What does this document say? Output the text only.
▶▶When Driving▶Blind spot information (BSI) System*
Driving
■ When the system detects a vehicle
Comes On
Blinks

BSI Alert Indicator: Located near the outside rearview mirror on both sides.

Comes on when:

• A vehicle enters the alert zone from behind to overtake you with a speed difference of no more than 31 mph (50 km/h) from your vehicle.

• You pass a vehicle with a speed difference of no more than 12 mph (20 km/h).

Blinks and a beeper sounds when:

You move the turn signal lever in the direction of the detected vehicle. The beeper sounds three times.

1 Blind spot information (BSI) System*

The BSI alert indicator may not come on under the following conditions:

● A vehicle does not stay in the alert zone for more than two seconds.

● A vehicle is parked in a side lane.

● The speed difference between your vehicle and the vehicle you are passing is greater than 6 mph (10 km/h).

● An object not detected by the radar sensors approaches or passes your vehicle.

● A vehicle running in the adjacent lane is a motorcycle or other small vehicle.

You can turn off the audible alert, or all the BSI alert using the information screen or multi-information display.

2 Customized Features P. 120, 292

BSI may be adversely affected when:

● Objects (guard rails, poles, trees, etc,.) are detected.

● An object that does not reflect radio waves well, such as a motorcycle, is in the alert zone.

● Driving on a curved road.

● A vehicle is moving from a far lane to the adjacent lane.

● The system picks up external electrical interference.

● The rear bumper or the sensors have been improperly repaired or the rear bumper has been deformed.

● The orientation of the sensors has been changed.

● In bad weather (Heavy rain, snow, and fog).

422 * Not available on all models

> WRITTEN TASK
Extract all lines from the data in which "spot" is found.

> TASK OUTPUT
▶▶When Driving▶Blind spot information (BSI) System*
1 Blind spot information (BSI) System*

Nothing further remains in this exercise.